Task objective:
Note how many lines include the word "text", and give that number by itself.

[Records that describe figures]
::::::::

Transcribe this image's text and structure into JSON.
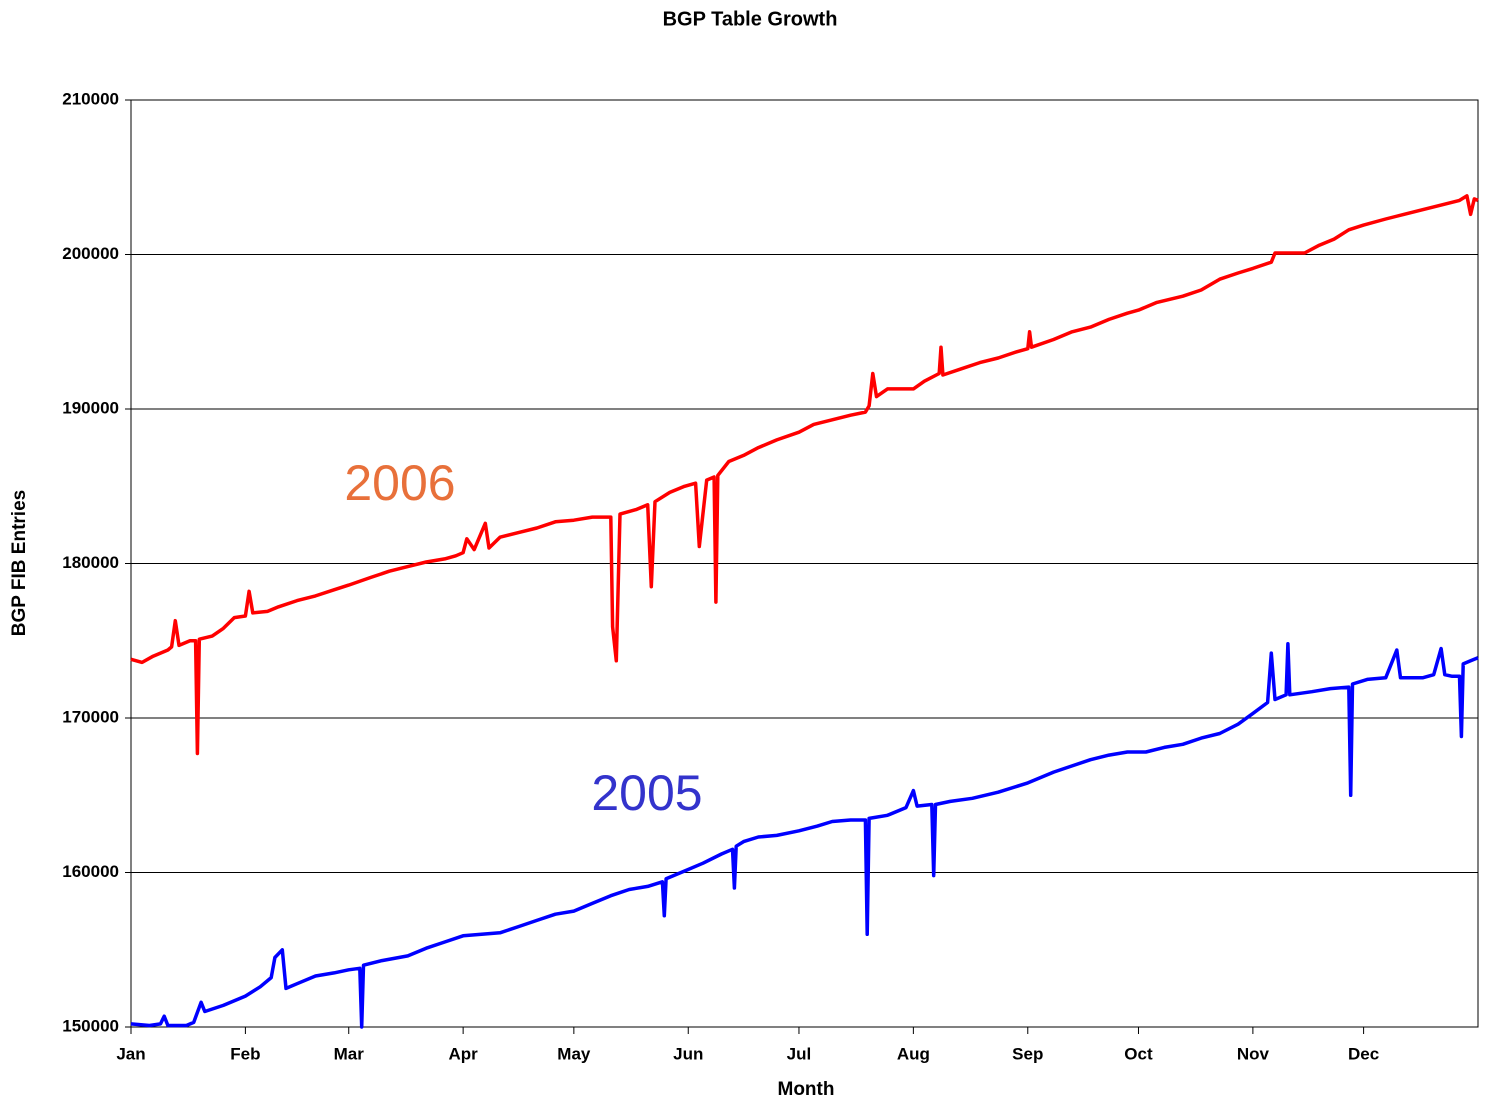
{
  "chart_data": {
    "type": "line",
    "title": "BGP Table Growth",
    "x_label": "Month",
    "y_label": "BGP FIB Entries",
    "xlim": [
      0,
      365
    ],
    "xticks": [
      {
        "value": 0,
        "label": "Jan"
      },
      {
        "value": 31,
        "label": "Feb"
      },
      {
        "value": 59,
        "label": "Mar"
      },
      {
        "value": 90,
        "label": "Apr"
      },
      {
        "value": 120,
        "label": "May"
      },
      {
        "value": 151,
        "label": "Jun"
      },
      {
        "value": 181,
        "label": "Jul"
      },
      {
        "value": 212,
        "label": "Aug"
      },
      {
        "value": 243,
        "label": "Sep"
      },
      {
        "value": 273,
        "label": "Oct"
      },
      {
        "value": 304,
        "label": "Nov"
      },
      {
        "value": 334,
        "label": "Dec"
      }
    ],
    "ylim": [
      150000,
      210000
    ],
    "yticks": [
      150000,
      160000,
      170000,
      180000,
      190000,
      200000,
      210000
    ],
    "grid": true,
    "series": [
      {
        "name": "2006",
        "color": "#ff0000",
        "x": [
          0,
          3,
          6,
          10,
          11,
          12,
          13,
          16,
          17.5,
          18,
          18.5,
          22,
          25,
          28,
          31,
          32,
          33,
          37,
          40,
          45,
          50,
          55,
          59,
          65,
          70,
          75,
          80,
          85,
          88,
          90,
          91,
          93,
          96,
          97,
          100,
          105,
          110,
          115,
          120,
          125,
          130,
          130.5,
          131.5,
          132.5,
          137,
          140,
          141,
          142,
          146,
          150,
          153,
          154,
          156,
          158,
          158.5,
          159,
          162,
          166,
          170,
          175,
          181,
          185,
          190,
          195,
          199,
          200,
          201,
          202,
          205,
          212,
          215,
          219,
          219.5,
          220,
          225,
          230,
          235,
          240,
          243,
          243.5,
          244,
          250,
          255,
          260,
          265,
          270,
          273,
          278,
          285,
          290,
          295,
          300,
          304,
          309,
          310,
          318,
          322,
          326,
          330,
          334,
          340,
          345,
          350,
          355,
          360,
          362,
          363,
          364,
          365
        ],
        "values": [
          173800,
          173600,
          174000,
          174400,
          174600,
          176300,
          174700,
          175000,
          175000,
          167700,
          175100,
          175300,
          175800,
          176500,
          176600,
          178200,
          176800,
          176900,
          177200,
          177600,
          177900,
          178300,
          178600,
          179100,
          179500,
          179800,
          180100,
          180300,
          180500,
          180700,
          181600,
          180900,
          182600,
          181000,
          181700,
          182000,
          182300,
          182700,
          182800,
          183000,
          183000,
          175900,
          173700,
          183200,
          183500,
          183800,
          178500,
          184000,
          184600,
          185000,
          185200,
          181100,
          185400,
          185600,
          177500,
          185700,
          186600,
          187000,
          187500,
          188000,
          188500,
          189000,
          189300,
          189600,
          189800,
          190200,
          192300,
          190800,
          191300,
          191300,
          191800,
          192300,
          194000,
          192200,
          192600,
          193000,
          193300,
          193700,
          193900,
          195000,
          194000,
          194500,
          195000,
          195300,
          195800,
          196200,
          196400,
          196900,
          197300,
          197700,
          198400,
          198800,
          199100,
          199500,
          200100,
          200100,
          200600,
          201000,
          201600,
          201900,
          202300,
          202600,
          202900,
          203200,
          203500,
          203800,
          202600,
          203600,
          203500
        ]
      },
      {
        "name": "2005",
        "color": "#0000ff",
        "x": [
          0,
          5,
          8,
          9,
          10,
          15,
          17,
          19,
          20,
          25,
          31,
          35,
          38,
          39,
          41,
          42,
          45,
          50,
          55,
          59,
          62,
          62.5,
          63,
          68,
          75,
          80,
          85,
          90,
          95,
          100,
          105,
          110,
          115,
          120,
          125,
          130,
          135,
          140,
          144,
          144.5,
          145,
          150,
          155,
          160,
          163,
          163.5,
          164,
          166,
          170,
          175,
          181,
          186,
          190,
          195,
          199,
          199.5,
          200,
          205,
          210,
          212,
          213,
          217,
          217.5,
          218,
          222,
          228,
          235,
          243,
          250,
          255,
          260,
          265,
          270,
          275,
          280,
          285,
          290,
          295,
          300,
          304,
          308,
          309,
          310,
          313,
          313.5,
          314,
          320,
          325,
          330,
          330.5,
          331,
          335,
          340,
          343,
          344,
          350,
          353,
          355,
          356,
          358,
          360,
          360.5,
          361,
          363,
          365
        ],
        "values": [
          150200,
          150100,
          150200,
          150700,
          150100,
          150100,
          150300,
          151600,
          151000,
          151400,
          152000,
          152600,
          153200,
          154500,
          155000,
          152500,
          152800,
          153300,
          153500,
          153700,
          153800,
          150000,
          154000,
          154300,
          154600,
          155100,
          155500,
          155900,
          156000,
          156100,
          156500,
          156900,
          157300,
          157500,
          158000,
          158500,
          158900,
          159100,
          159400,
          157200,
          159600,
          160100,
          160600,
          161200,
          161500,
          159000,
          161700,
          162000,
          162300,
          162400,
          162700,
          163000,
          163300,
          163400,
          163400,
          156000,
          163500,
          163700,
          164200,
          165300,
          164300,
          164400,
          159800,
          164400,
          164600,
          164800,
          165200,
          165800,
          166500,
          166900,
          167300,
          167600,
          167800,
          167800,
          168100,
          168300,
          168700,
          169000,
          169600,
          170300,
          171000,
          174200,
          171200,
          171500,
          174800,
          171500,
          171700,
          171900,
          172000,
          165000,
          172200,
          172500,
          172600,
          174400,
          172600,
          172600,
          172800,
          174500,
          172800,
          172700,
          172700,
          168800,
          173500,
          173700,
          173900
        ]
      }
    ],
    "annotations": [
      {
        "text": "2006",
        "color": "#e8703a"
      },
      {
        "text": "2005",
        "color": "#3333cc"
      }
    ]
  }
}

::::::::

Worked solution:
3